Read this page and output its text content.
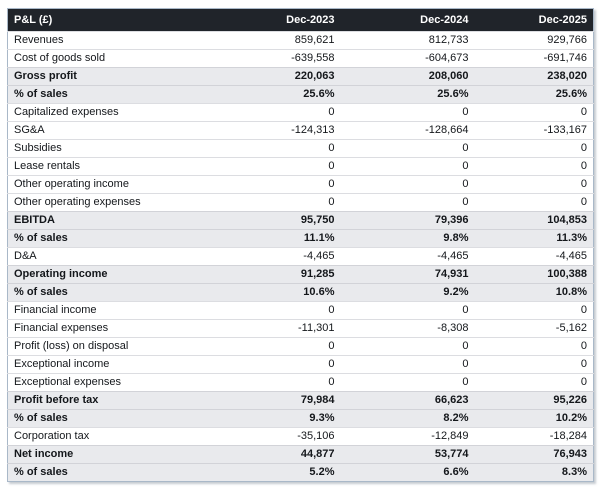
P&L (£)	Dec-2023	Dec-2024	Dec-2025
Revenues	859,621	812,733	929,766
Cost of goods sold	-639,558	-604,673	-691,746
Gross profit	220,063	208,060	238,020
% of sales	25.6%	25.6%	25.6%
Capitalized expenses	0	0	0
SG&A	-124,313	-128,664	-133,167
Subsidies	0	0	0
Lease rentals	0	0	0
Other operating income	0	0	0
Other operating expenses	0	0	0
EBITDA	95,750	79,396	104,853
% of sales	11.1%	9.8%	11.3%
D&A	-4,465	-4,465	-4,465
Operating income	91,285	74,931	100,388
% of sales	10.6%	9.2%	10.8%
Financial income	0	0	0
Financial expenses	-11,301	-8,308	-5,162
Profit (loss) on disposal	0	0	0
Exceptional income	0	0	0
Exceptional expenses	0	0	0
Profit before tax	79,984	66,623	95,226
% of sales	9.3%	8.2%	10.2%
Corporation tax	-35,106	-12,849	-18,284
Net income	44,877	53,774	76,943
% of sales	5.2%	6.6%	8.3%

--------------------------------

=== What is being asked ===
Give an exact reproduction of every line, leaving out any picture.

=== Exercise solution ===
Read this page and output its text content.
P&L (£)	Dec-2023	Dec-2024	Dec-2025
Revenues	859,621	812,733	929,766
Cost of goods sold	-639,558	-604,673	-691,746
Gross profit	220,063	208,060	238,020
% of sales	25.6%	25.6%	25.6%
Capitalized expenses	0	0	0
SG&A	-124,313	-128,664	-133,167
Subsidies	0	0	0
Lease rentals	0	0	0
Other operating income	0	0	0
Other operating expenses	0	0	0
EBITDA	95,750	79,396	104,853
% of sales	11.1%	9.8%	11.3%
D&A	-4,465	-4,465	-4,465
Operating income	91,285	74,931	100,388
% of sales	10.6%	9.2%	10.8%
Financial income	0	0	0
Financial expenses	-11,301	-8,308	-5,162
Profit (loss) on disposal	0	0	0
Exceptional income	0	0	0
Exceptional expenses	0	0	0
Profit before tax	79,984	66,623	95,226
% of sales	9.3%	8.2%	10.2%
Corporation tax	-35,106	-12,849	-18,284
Net income	44,877	53,774	76,943
% of sales	5.2%	6.6%	8.3%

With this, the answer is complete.